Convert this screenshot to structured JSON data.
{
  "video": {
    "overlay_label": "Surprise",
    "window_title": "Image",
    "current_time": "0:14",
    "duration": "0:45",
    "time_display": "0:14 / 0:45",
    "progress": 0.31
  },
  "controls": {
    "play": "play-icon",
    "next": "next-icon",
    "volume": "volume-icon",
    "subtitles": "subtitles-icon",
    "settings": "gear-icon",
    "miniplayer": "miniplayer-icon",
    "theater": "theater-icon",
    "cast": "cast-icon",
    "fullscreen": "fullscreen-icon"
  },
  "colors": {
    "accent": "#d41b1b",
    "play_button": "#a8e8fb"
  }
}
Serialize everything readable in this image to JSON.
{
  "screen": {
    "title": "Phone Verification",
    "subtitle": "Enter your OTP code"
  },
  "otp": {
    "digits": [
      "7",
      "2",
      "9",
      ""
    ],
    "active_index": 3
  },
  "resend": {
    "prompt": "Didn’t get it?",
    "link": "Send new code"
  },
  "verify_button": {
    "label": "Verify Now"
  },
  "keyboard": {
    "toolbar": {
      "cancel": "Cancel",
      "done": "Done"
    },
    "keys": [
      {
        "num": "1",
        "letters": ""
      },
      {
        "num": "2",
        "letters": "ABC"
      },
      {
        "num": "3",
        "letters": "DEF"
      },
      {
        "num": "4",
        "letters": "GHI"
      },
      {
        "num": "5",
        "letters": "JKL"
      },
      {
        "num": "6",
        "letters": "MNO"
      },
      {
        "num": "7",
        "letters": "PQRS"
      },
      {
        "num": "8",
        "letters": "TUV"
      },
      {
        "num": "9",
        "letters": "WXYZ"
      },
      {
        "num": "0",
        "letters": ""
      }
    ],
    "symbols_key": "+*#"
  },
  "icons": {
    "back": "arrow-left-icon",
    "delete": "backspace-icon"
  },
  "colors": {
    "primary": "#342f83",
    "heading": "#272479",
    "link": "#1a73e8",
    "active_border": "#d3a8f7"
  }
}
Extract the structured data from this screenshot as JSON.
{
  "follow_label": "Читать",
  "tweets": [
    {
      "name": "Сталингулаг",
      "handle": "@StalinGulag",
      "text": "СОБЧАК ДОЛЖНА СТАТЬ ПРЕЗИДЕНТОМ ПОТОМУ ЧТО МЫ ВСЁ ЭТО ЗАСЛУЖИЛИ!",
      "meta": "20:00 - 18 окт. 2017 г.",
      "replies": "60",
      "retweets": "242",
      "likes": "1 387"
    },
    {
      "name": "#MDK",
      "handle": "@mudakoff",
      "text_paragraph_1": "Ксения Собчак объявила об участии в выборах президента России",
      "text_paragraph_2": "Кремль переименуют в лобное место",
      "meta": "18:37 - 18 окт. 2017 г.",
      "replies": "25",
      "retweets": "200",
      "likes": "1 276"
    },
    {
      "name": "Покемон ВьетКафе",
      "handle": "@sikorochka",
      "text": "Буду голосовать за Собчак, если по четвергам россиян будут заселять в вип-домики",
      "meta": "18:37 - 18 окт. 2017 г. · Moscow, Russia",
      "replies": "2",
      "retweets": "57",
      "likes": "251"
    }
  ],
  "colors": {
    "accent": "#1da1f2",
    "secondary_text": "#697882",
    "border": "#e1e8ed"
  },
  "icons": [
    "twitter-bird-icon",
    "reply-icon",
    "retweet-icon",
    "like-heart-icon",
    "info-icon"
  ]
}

============================================================

# [TASK INSTRUCTIONS]
Repeat the entries exactly, all of them.

# [ANSWER TO THE PROBLEM]
Convert this screenshot to structured JSON data.
{
  "video": {
    "overlay_label": "Surprise",
    "window_title": "Image",
    "current_time": "0:14",
    "duration": "0:45",
    "time_display": "0:14 / 0:45",
    "progress": 0.31
  },
  "controls": {
    "play": "play-icon",
    "next": "next-icon",
    "volume": "volume-icon",
    "subtitles": "subtitles-icon",
    "settings": "gear-icon",
    "miniplayer": "miniplayer-icon",
    "theater": "theater-icon",
    "cast": "cast-icon",
    "fullscreen": "fullscreen-icon"
  },
  "colors": {
    "accent": "#d41b1b",
    "play_button": "#a8e8fb"
  }
}
Serialize everything readable in this image to JSON.
{
  "screen": {
    "title": "Phone Verification",
    "subtitle": "Enter your OTP code"
  },
  "otp": {
    "digits": [
      "7",
      "2",
      "9",
      ""
    ],
    "active_index": 3
  },
  "resend": {
    "prompt": "Didn’t get it?",
    "link": "Send new code"
  },
  "verify_button": {
    "label": "Verify Now"
  },
  "keyboard": {
    "toolbar": {
      "cancel": "Cancel",
      "done": "Done"
    },
    "keys": [
      {
        "num": "1",
        "letters": ""
      },
      {
        "num": "2",
        "letters": "ABC"
      },
      {
        "num": "3",
        "letters": "DEF"
      },
      {
        "num": "4",
        "letters": "GHI"
      },
      {
        "num": "5",
        "letters": "JKL"
      },
      {
        "num": "6",
        "letters": "MNO"
      },
      {
        "num": "7",
        "letters": "PQRS"
      },
      {
        "num": "8",
        "letters": "TUV"
      },
      {
        "num": "9",
        "letters": "WXYZ"
      },
      {
        "num": "0",
        "letters": ""
      }
    ],
    "symbols_key": "+*#"
  },
  "icons": {
    "back": "arrow-left-icon",
    "delete": "backspace-icon"
  },
  "colors": {
    "primary": "#342f83",
    "heading": "#272479",
    "link": "#1a73e8",
    "active_border": "#d3a8f7"
  }
}
Extract the structured data from this screenshot as JSON.
{
  "follow_label": "Читать",
  "tweets": [
    {
      "name": "Сталингулаг",
      "handle": "@StalinGulag",
      "text": "СОБЧАК ДОЛЖНА СТАТЬ ПРЕЗИДЕНТОМ ПОТОМУ ЧТО МЫ ВСЁ ЭТО ЗАСЛУЖИЛИ!",
      "meta": "20:00 - 18 окт. 2017 г.",
      "replies": "60",
      "retweets": "242",
      "likes": "1 387"
    },
    {
      "name": "#MDK",
      "handle": "@mudakoff",
      "text_paragraph_1": "Ксения Собчак объявила об участии в выборах президента России",
      "text_paragraph_2": "Кремль переименуют в лобное место",
      "meta": "18:37 - 18 окт. 2017 г.",
      "replies": "25",
      "retweets": "200",
      "likes": "1 276"
    },
    {
      "name": "Покемон ВьетКафе",
      "handle": "@sikorochka",
      "text": "Буду голосовать за Собчак, если по четвергам россиян будут заселять в вип-домики",
      "meta": "18:37 - 18 окт. 2017 г. · Moscow, Russia",
      "replies": "2",
      "retweets": "57",
      "likes": "251"
    }
  ],
  "colors": {
    "accent": "#1da1f2",
    "secondary_text": "#697882",
    "border": "#e1e8ed"
  },
  "icons": [
    "twitter-bird-icon",
    "reply-icon",
    "retweet-icon",
    "like-heart-icon",
    "info-icon"
  ]
}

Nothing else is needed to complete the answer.